» Dataset rows

# # # # # # #

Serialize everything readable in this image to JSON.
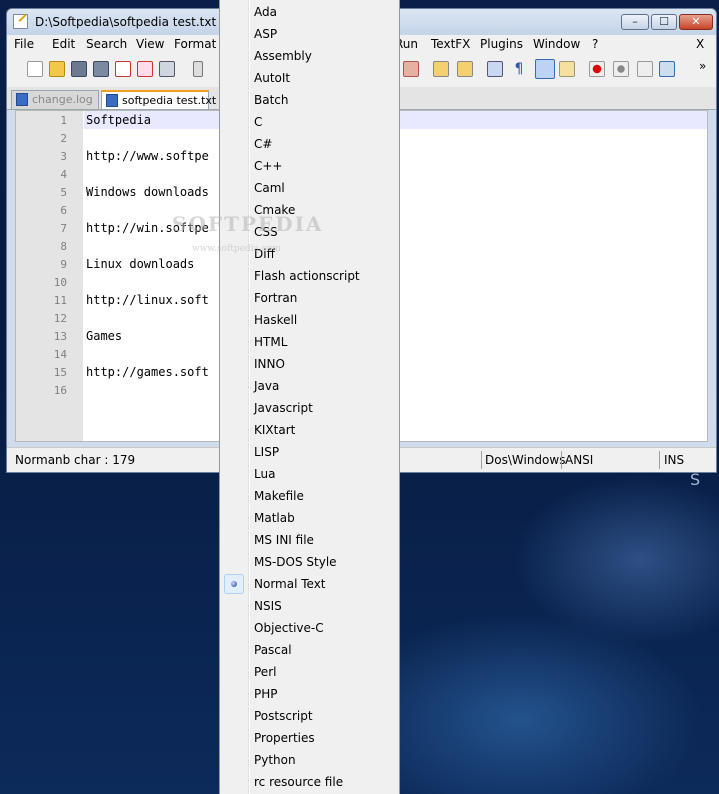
{
  "window": {
    "title": "D:\\Softpedia\\softpedia test.txt - No",
    "controls": {
      "minimize": "–",
      "maximize": "☐",
      "close": "✕"
    }
  },
  "menubar": {
    "items": [
      "File",
      "Edit",
      "Search",
      "View",
      "Format",
      "Run",
      "TextFX",
      "Plugins",
      "Window",
      "?"
    ],
    "close_label": "X"
  },
  "toolbar": {
    "icons": [
      "new-file-icon",
      "open-file-icon",
      "save-icon",
      "save-all-icon",
      "close-icon",
      "close-all-icon",
      "print-icon",
      "cut-icon",
      "zoom-icon",
      "sync-vertical-icon",
      "sync-horizontal-icon",
      "word-wrap-icon",
      "show-all-chars-icon",
      "indent-guide-icon",
      "doc-map-icon",
      "record-macro-icon",
      "stop-macro-icon",
      "play-macro-icon",
      "run-macro-multiple-icon"
    ],
    "overflow": "»"
  },
  "tabs": [
    {
      "label": "change.log",
      "active": false
    },
    {
      "label": "softpedia test.txt",
      "active": true
    }
  ],
  "editor": {
    "line_numbers": [
      "1",
      "2",
      "3",
      "4",
      "5",
      "6",
      "7",
      "8",
      "9",
      "10",
      "11",
      "12",
      "13",
      "14",
      "15",
      "16"
    ],
    "lines": [
      "Softpedia",
      "",
      "http://www.softpe",
      "",
      "Windows downloads",
      "",
      "http://win.softpe",
      "",
      "Linux downloads",
      "",
      "http://linux.soft",
      "",
      "Games",
      "",
      "http://games.soft",
      ""
    ]
  },
  "statusbar": {
    "lang": "Norma",
    "chars": "nb char : 179",
    "eol": "Dos\\Windows",
    "encoding": "ANSI",
    "mode": "INS"
  },
  "language_menu": {
    "items": [
      "Ada",
      "ASP",
      "Assembly",
      "AutoIt",
      "Batch",
      "C",
      "C#",
      "C++",
      "Caml",
      "Cmake",
      "CSS",
      "Diff",
      "Flash actionscript",
      "Fortran",
      "Haskell",
      "HTML",
      "INNO",
      "Java",
      "Javascript",
      "KIXtart",
      "LISP",
      "Lua",
      "Makefile",
      "Matlab",
      "MS INI file",
      "MS-DOS Style",
      "Normal Text",
      "NSIS",
      "Objective-C",
      "Pascal",
      "Perl",
      "PHP",
      "Postscript",
      "Properties",
      "Python",
      "rc resource file"
    ],
    "selected": "Normal Text"
  },
  "watermark": {
    "brand": "SOFTPEDIA",
    "url": "www.softpedia.com"
  },
  "colors": {
    "titlebar": "#c3d4e8",
    "close_button": "#c8432a",
    "active_tab_accent": "#f0a020",
    "current_line": "#e8e8ff",
    "desktop": "#0a1e4a"
  }
}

# # # # # # #

» Your goal
Look through the entries and work out how many lines have the word "sync" in them; reply with that number only.

» Written solution
2